## [Exercise input]
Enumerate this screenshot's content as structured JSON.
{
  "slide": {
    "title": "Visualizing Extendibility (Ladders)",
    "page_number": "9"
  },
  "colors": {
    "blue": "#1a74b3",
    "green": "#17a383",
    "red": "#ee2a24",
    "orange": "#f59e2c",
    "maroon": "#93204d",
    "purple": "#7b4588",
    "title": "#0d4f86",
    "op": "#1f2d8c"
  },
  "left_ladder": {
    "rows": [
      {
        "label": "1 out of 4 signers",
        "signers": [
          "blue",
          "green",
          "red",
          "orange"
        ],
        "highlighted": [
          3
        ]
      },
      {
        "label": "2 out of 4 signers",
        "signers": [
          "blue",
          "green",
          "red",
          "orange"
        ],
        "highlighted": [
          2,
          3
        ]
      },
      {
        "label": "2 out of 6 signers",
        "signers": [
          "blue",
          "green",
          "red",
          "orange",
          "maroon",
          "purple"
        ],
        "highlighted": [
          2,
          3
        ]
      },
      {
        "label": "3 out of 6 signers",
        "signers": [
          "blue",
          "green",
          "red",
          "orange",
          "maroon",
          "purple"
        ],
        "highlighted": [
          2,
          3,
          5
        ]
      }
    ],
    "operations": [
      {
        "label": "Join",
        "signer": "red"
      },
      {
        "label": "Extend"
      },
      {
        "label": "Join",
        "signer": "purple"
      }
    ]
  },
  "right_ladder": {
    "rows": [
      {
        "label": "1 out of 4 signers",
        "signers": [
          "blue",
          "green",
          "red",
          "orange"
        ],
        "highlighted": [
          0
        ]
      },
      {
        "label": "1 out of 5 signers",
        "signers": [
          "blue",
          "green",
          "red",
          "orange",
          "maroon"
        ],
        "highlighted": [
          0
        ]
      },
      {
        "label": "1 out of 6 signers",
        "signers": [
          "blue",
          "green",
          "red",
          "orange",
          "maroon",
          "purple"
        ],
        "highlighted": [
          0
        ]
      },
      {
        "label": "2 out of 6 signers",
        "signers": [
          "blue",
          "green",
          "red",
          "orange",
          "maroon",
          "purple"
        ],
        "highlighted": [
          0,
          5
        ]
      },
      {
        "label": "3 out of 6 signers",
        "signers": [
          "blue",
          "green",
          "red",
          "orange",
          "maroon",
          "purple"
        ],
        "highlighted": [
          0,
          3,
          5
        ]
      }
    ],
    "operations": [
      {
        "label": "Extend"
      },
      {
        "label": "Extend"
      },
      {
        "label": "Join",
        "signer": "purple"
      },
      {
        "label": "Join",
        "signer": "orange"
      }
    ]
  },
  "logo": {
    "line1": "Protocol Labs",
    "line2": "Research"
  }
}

--

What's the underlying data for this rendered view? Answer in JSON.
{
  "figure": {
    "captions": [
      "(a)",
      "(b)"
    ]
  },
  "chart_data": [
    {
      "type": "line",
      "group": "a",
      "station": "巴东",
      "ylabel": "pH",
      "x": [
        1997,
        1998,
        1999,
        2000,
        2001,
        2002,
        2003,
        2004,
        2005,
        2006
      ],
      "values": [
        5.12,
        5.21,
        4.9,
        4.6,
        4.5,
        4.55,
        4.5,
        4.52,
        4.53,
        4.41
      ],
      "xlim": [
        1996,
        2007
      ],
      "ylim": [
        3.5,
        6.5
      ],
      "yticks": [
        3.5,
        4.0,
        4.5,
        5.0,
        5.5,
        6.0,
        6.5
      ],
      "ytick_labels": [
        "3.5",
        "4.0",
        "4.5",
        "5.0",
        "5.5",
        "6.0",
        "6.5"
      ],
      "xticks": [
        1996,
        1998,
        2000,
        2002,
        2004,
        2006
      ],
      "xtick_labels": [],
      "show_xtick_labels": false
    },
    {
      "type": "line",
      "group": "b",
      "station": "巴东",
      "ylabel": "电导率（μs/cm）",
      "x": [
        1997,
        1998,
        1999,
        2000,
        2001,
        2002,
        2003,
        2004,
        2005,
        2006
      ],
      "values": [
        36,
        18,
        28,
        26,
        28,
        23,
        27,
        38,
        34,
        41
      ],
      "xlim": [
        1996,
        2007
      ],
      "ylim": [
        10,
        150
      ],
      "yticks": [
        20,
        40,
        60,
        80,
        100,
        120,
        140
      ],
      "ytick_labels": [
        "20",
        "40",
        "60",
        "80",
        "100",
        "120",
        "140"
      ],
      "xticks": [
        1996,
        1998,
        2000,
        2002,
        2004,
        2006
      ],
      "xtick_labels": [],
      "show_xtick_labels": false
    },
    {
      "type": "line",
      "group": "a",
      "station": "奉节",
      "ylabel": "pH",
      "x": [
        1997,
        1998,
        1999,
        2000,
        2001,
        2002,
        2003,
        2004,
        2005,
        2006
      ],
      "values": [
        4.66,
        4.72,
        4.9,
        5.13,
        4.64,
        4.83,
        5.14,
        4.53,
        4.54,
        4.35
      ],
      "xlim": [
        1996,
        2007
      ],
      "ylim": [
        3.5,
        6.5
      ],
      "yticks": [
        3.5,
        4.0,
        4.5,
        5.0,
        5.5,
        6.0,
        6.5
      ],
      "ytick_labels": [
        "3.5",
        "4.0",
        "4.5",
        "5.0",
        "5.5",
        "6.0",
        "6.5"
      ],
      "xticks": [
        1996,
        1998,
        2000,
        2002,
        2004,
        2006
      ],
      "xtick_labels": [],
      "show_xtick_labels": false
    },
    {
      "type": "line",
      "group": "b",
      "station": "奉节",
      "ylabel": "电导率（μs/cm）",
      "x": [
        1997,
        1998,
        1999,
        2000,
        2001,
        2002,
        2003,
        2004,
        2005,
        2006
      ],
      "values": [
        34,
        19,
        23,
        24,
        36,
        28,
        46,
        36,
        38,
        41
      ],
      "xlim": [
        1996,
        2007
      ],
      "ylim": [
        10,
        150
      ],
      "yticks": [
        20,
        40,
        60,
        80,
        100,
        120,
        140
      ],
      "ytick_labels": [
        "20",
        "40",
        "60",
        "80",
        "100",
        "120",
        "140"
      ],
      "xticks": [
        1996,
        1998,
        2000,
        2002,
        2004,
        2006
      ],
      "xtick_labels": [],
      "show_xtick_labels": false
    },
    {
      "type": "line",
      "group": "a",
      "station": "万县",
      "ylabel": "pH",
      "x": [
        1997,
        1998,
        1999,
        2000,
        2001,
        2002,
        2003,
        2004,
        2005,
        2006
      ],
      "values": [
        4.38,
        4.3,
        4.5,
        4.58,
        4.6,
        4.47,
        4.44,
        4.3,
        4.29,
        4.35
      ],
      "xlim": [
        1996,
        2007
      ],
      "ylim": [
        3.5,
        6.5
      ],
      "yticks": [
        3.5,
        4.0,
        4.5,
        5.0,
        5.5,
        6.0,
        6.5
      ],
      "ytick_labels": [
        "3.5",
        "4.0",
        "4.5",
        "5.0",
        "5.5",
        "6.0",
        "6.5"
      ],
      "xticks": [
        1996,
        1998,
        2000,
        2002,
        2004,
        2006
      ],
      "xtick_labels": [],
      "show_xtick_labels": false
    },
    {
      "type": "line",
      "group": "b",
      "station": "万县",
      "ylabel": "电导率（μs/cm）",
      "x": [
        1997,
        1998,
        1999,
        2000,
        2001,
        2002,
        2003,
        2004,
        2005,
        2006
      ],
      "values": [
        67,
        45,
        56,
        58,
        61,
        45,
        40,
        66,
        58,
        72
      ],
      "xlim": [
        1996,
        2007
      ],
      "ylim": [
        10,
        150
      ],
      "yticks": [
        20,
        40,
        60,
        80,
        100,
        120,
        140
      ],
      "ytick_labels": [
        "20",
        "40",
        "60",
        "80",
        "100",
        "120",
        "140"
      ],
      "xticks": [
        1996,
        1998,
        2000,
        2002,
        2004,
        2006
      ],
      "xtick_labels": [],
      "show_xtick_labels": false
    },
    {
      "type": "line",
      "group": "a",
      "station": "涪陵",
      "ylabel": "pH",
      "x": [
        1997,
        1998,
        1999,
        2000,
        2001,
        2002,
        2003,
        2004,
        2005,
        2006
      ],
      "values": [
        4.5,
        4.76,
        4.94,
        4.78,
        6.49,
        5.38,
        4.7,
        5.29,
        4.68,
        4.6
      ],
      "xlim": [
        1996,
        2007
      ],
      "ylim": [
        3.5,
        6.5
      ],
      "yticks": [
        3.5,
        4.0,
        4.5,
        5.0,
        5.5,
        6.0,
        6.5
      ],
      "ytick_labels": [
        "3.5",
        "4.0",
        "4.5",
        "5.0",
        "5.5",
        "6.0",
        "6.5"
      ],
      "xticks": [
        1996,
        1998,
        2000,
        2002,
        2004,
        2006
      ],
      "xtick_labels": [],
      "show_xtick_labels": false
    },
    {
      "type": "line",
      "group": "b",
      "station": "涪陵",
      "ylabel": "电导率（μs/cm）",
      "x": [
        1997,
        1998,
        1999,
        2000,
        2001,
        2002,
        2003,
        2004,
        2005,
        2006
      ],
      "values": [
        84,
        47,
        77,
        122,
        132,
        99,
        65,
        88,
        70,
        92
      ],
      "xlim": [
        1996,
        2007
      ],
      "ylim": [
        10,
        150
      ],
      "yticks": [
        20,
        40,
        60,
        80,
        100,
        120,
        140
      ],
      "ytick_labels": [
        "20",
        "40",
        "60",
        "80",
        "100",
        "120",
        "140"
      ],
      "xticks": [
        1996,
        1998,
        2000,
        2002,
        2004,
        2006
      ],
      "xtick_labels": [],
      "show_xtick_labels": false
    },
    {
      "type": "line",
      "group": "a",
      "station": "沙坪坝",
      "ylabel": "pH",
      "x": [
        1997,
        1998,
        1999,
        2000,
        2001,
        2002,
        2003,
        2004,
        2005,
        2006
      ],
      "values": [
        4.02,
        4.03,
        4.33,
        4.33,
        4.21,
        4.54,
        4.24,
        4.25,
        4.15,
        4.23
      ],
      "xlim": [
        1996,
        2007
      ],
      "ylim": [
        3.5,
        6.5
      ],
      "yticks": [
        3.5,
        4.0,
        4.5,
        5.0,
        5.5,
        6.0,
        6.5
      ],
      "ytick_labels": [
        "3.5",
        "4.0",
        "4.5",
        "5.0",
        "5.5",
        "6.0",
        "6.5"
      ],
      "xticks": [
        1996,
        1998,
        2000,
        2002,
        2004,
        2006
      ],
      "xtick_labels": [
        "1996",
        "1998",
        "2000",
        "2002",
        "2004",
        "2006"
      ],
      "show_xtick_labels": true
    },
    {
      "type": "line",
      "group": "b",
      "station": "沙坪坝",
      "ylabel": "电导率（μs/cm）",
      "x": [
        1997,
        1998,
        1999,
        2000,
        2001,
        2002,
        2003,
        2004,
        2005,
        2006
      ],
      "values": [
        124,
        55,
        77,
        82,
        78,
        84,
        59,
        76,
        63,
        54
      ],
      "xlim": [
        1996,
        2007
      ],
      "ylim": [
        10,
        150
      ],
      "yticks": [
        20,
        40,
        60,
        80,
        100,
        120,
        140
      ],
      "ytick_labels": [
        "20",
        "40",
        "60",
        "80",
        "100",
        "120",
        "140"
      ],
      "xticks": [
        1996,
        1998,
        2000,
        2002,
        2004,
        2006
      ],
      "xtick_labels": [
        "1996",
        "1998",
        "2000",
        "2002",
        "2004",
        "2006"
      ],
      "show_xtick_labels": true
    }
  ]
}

## [What you should do]
Check all the records above and select each line where the string "title" is found.

## [Exercise solution]
    "title": "Visualizing Extendibility (Ladders)",
    "title": "#0d4f86",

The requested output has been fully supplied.